● Exercise:
Repeat the following lines exactly and nothing else: the line containing "Read out every word on this page." and each line after it through the end of the listing.

● Data records:

[Start]

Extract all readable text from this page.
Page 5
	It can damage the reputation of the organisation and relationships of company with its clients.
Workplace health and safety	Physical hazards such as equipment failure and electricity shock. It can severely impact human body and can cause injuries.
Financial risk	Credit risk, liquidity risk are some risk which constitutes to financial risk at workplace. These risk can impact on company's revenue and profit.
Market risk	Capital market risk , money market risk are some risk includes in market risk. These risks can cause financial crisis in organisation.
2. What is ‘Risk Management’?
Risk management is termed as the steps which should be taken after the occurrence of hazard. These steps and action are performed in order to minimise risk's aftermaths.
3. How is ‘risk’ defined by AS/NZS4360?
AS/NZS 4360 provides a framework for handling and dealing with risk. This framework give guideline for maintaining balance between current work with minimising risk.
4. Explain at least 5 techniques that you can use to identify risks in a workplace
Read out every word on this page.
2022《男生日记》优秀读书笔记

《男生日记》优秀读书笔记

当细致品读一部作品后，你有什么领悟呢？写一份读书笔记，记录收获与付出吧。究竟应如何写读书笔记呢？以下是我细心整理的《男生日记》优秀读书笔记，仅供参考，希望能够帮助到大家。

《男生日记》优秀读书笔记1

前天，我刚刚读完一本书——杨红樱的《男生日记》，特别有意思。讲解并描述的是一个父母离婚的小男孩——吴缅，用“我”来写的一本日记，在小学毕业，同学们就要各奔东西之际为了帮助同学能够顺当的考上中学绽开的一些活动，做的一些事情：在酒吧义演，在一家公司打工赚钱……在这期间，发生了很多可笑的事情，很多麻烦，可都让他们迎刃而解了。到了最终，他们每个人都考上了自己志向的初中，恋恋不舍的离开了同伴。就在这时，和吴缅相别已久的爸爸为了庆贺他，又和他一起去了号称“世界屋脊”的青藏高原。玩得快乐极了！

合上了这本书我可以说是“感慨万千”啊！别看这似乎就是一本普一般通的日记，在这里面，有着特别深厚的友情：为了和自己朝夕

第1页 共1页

[End]

● Expected answer:
Read out every word on this page.
2022《男生日记》优秀读书笔记

《男生日记》优秀读书笔记

当细致品读一部作品后，你有什么领悟呢？写一份读书笔记，记录收获与付出吧。究竟应如何写读书笔记呢？以下是我细心整理的《男生日记》优秀读书笔记，仅供参考，希望能够帮助到大家。

《男生日记》优秀读书笔记1

前天，我刚刚读完一本书——杨红樱的《男生日记》，特别有意思。讲解并描述的是一个父母离婚的小男孩——吴缅，用“我”来写的一本日记，在小学毕业，同学们就要各奔东西之际为了帮助同学能够顺当的考上中学绽开的一些活动，做的一些事情：在酒吧义演，在一家公司打工赚钱……在这期间，发生了很多可笑的事情，很多麻烦，可都让他们迎刃而解了。到了最终，他们每个人都考上了自己志向的初中，恋恋不舍的离开了同伴。就在这时，和吴缅相别已久的爸爸为了庆贺他，又和他一起去了号称“世界屋脊”的青藏高原。玩得快乐极了！

合上了这本书我可以说是“感慨万千”啊！别看这似乎就是一本普一般通的日记，在这里面，有着特别深厚的友情：为了和自己朝夕

第1页 共1页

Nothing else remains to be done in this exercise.